## Aim of the task
Show all lines holding the string "icon".
[BEGIN Task data]
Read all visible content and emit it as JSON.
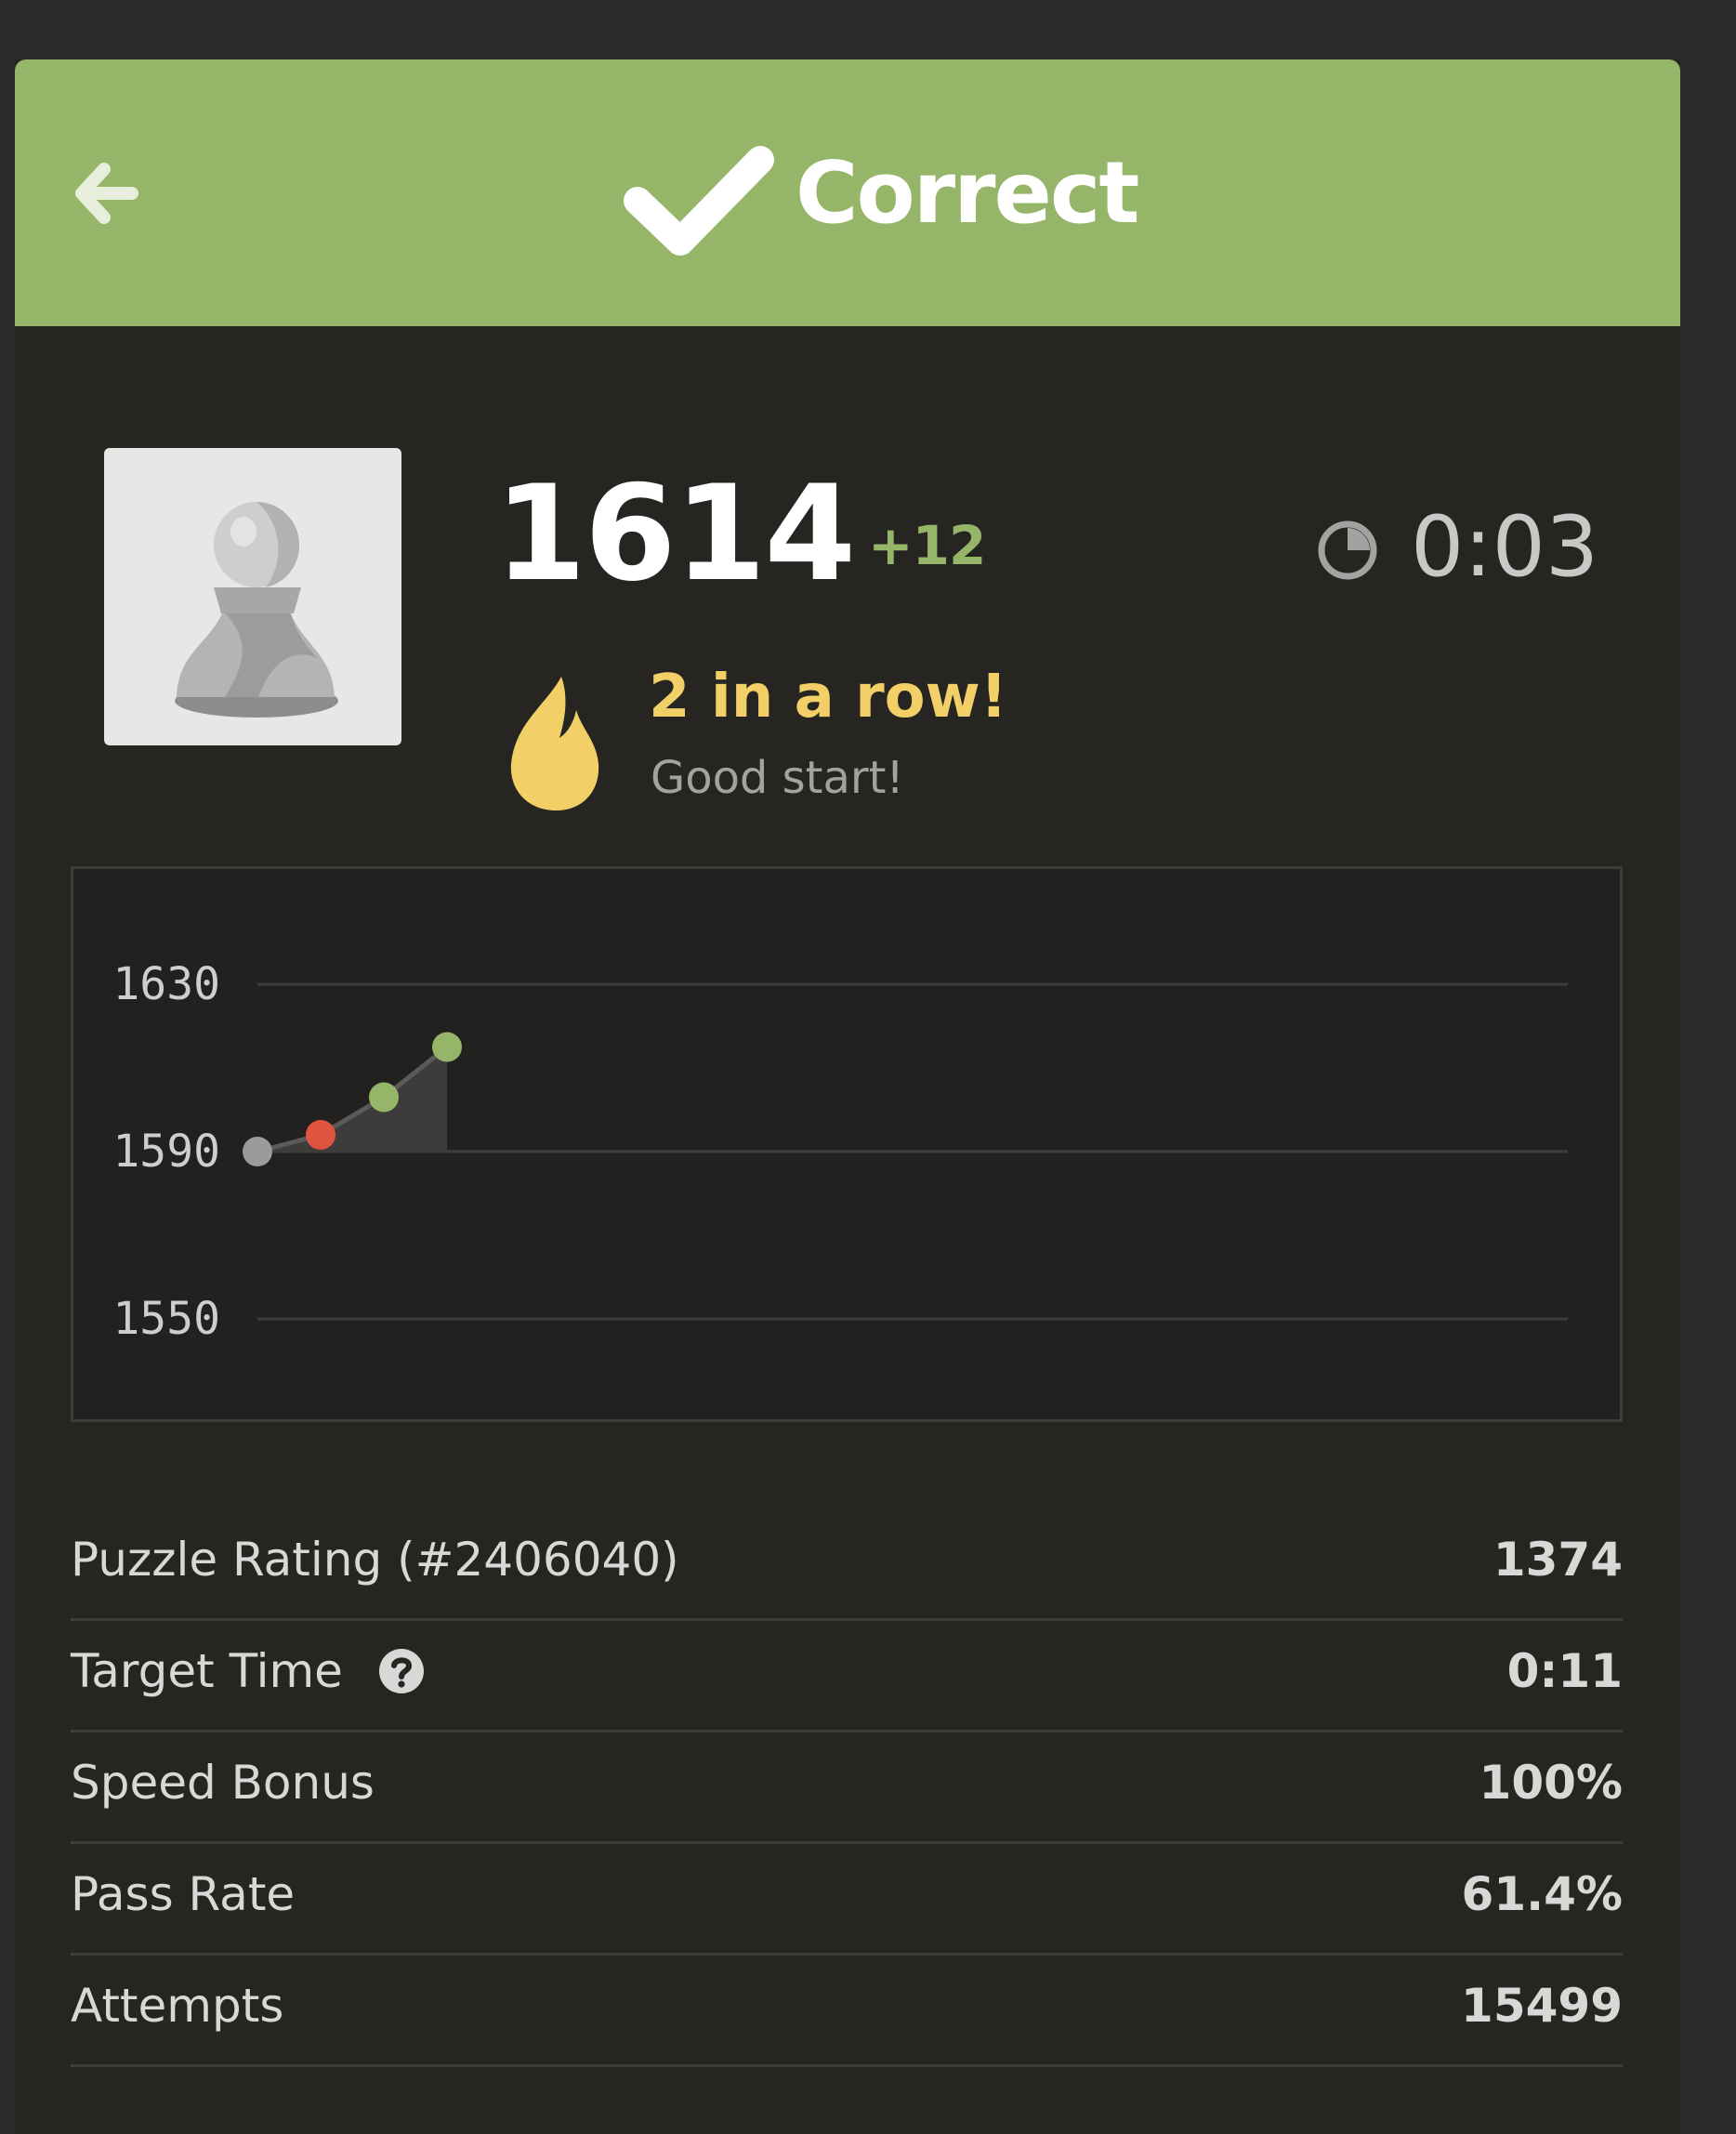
{
  "header": {
    "title": "Correct",
    "back_icon": "arrow-left-icon",
    "status_icon": "checkmark-icon",
    "color": "#95b569"
  },
  "player": {
    "avatar_icon": "pawn-icon",
    "rating": "1614",
    "rating_change": "+12",
    "timer_icon": "clock-icon",
    "time": "0:03",
    "streak_icon": "flame-icon",
    "streak_text": "2 in a row!",
    "streak_subtext": "Good start!"
  },
  "chart_data": {
    "type": "line",
    "title": "",
    "xlabel": "",
    "ylabel": "",
    "ylim": [
      1550,
      1630
    ],
    "yticks": [
      "1630",
      "1590",
      "1550"
    ],
    "x": [
      1,
      2,
      3,
      4
    ],
    "series": [
      {
        "values": [
          1590,
          1594,
          1603,
          1615
        ],
        "point_colors": [
          "#9c9b99",
          "#e0543f",
          "#95b569",
          "#95b569"
        ]
      }
    ],
    "grid": true
  },
  "stats": [
    {
      "label": "Puzzle Rating (#2406040)",
      "value": "1374"
    },
    {
      "label": "Target Time",
      "value": "0:11",
      "icon": "help-icon"
    },
    {
      "label": "Speed Bonus",
      "value": "100%"
    },
    {
      "label": "Pass Rate",
      "value": "61.4%"
    },
    {
      "label": "Attempts",
      "value": "15499"
    }
  ]
}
[END Task data]
## Written reply
    "back_icon": "arrow-left-icon",
    "status_icon": "checkmark-icon",
    "avatar_icon": "pawn-icon",
    "timer_icon": "clock-icon",
    "streak_icon": "flame-icon",
      "icon": "help-icon"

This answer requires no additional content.